§ What to work on
Find each line containing the string "nous". Copy it.

§ Input rows
════════════════
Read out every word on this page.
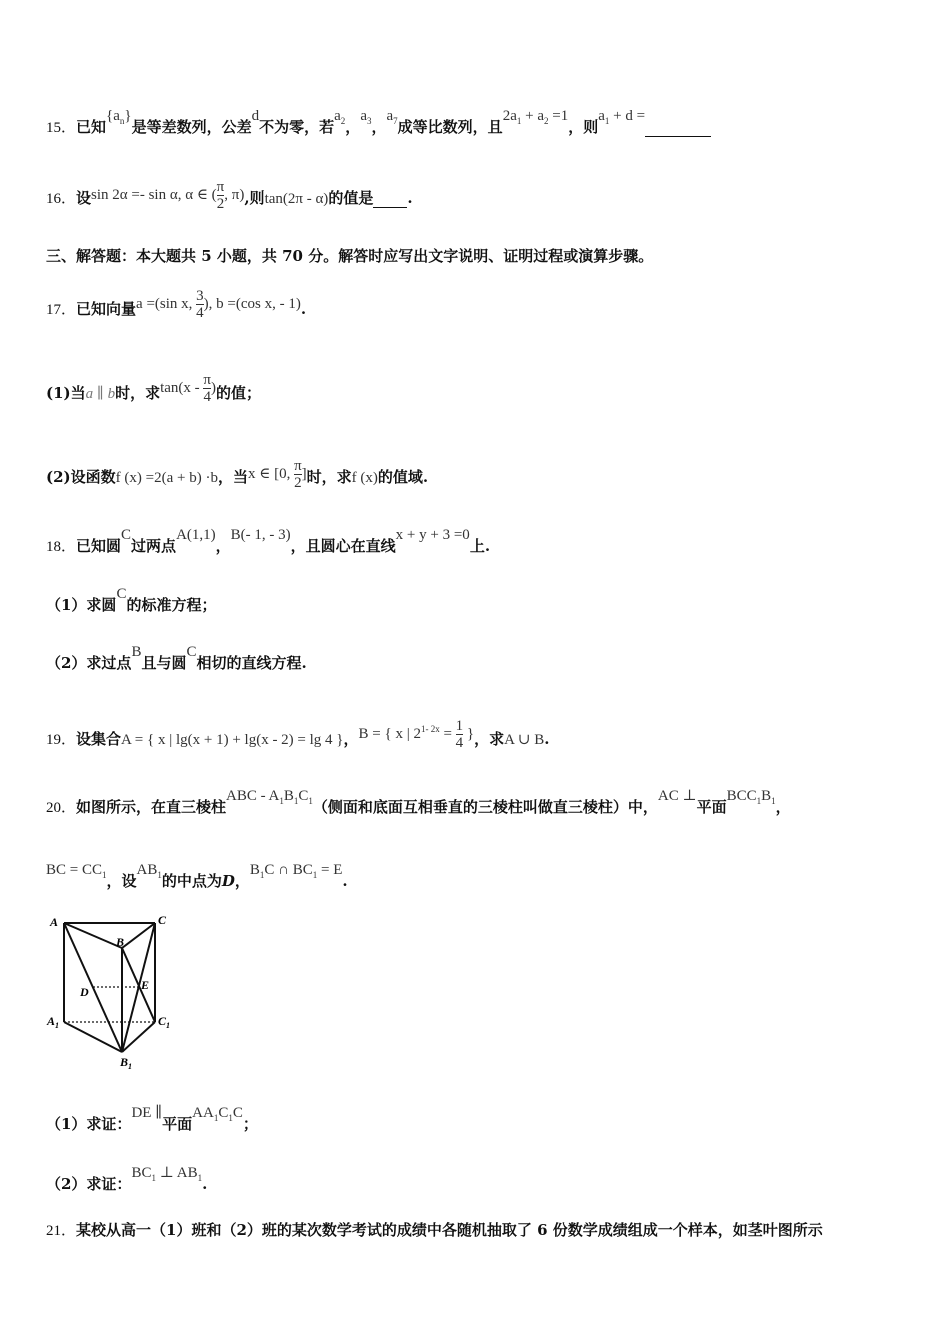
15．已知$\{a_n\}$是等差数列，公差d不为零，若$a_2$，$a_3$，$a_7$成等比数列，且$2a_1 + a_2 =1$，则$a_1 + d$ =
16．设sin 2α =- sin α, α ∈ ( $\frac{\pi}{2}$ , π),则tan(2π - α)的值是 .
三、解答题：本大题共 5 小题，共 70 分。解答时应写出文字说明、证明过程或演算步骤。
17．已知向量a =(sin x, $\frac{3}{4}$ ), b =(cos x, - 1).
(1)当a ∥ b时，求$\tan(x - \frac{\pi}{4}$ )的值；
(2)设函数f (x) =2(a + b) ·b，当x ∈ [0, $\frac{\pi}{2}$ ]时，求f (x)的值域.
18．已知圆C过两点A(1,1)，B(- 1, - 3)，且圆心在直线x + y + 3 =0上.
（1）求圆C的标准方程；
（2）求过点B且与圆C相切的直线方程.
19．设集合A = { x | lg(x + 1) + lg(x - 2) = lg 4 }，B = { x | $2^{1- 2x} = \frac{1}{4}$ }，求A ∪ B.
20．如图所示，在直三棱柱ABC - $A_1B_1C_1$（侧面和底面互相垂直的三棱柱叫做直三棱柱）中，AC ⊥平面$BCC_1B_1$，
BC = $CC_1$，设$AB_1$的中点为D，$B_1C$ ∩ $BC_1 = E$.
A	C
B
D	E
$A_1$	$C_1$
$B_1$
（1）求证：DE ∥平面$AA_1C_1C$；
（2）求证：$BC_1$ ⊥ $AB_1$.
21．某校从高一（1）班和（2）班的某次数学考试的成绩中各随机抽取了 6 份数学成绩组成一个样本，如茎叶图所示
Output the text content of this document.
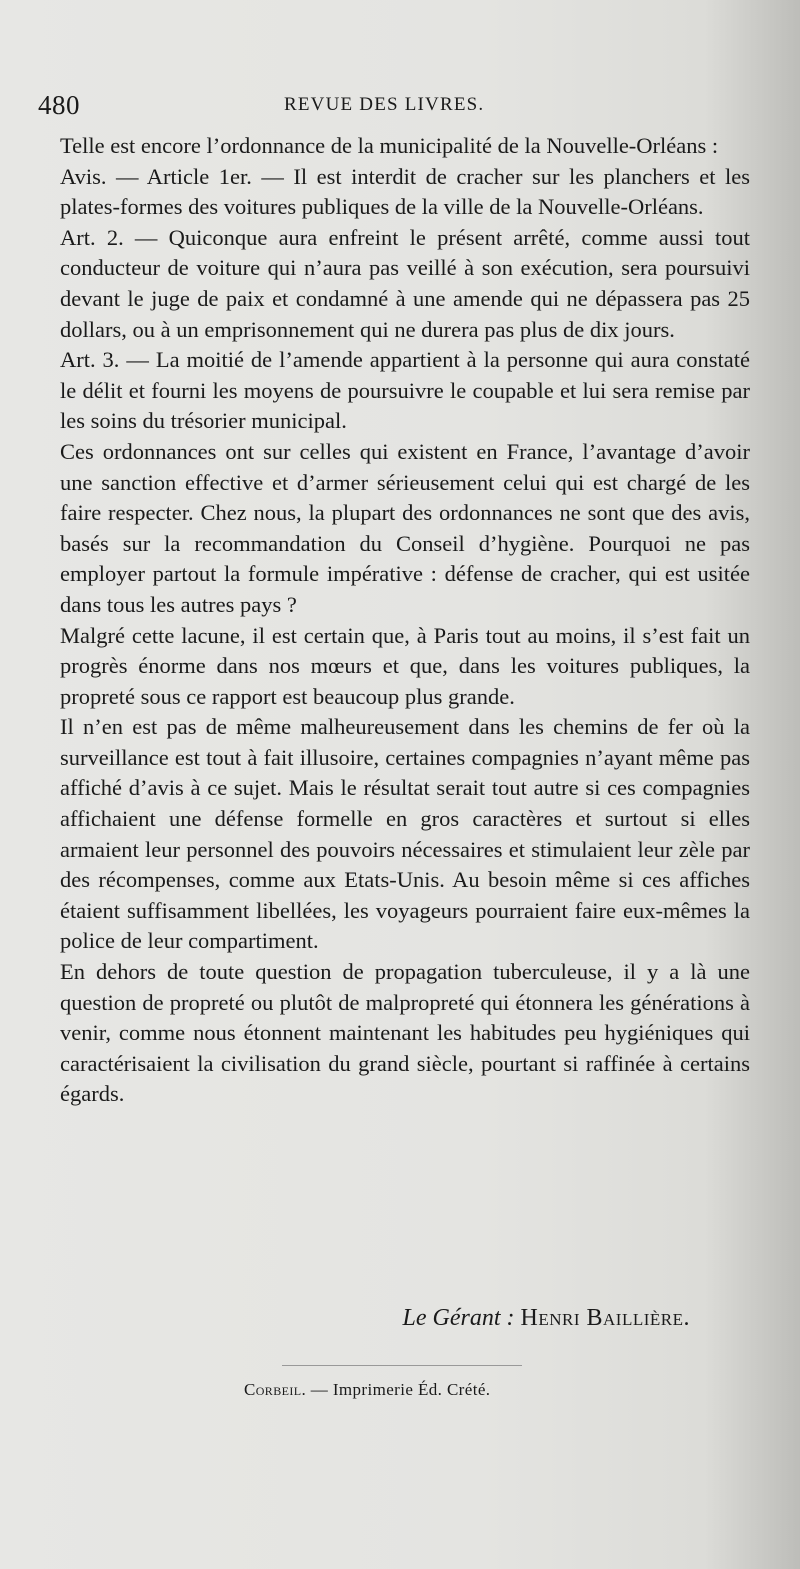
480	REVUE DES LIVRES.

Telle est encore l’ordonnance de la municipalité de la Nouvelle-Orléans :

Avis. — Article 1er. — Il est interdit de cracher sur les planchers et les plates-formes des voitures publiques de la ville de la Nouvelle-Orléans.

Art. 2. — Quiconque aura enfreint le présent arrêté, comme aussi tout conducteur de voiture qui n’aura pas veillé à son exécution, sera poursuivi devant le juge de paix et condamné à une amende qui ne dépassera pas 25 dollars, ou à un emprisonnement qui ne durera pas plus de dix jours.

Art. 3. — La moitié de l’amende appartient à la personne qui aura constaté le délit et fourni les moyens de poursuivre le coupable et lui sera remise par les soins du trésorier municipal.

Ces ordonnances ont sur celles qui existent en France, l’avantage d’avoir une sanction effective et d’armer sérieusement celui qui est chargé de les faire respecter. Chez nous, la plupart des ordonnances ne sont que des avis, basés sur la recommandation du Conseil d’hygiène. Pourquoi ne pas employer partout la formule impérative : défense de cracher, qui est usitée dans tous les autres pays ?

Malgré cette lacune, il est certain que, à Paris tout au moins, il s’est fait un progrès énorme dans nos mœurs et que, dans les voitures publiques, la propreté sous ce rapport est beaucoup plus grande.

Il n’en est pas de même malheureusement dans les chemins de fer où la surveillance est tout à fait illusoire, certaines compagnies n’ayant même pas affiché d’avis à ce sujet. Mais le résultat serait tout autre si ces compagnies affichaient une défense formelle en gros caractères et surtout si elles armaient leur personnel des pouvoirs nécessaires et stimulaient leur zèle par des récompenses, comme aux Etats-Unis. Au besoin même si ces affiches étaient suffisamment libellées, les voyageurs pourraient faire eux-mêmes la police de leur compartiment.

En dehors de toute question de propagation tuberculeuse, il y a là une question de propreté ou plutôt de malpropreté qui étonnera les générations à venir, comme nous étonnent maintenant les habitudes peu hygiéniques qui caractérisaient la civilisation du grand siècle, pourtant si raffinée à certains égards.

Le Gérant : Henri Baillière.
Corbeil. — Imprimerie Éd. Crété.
════════════════
§ Expected output
Ces ordonnances ont sur celles qui existent en France, l’avantage d’avoir une sanction effective et d’armer sérieusement celui qui est chargé de les faire respecter. Chez nous, la plupart des ordonnances ne sont que des avis, basés sur la recommandation du Conseil d’hygiène. Pourquoi ne pas employer partout la formule impérative : défense de cracher, qui est usitée dans tous les autres pays ?
En dehors de toute question de propagation tuberculeuse, il y a là une question de propreté ou plutôt de malpropreté qui étonnera les générations à venir, comme nous étonnent maintenant les habitudes peu hygiéniques qui caractérisaient la civilisation du grand siècle, pourtant si raffinée à certains égards.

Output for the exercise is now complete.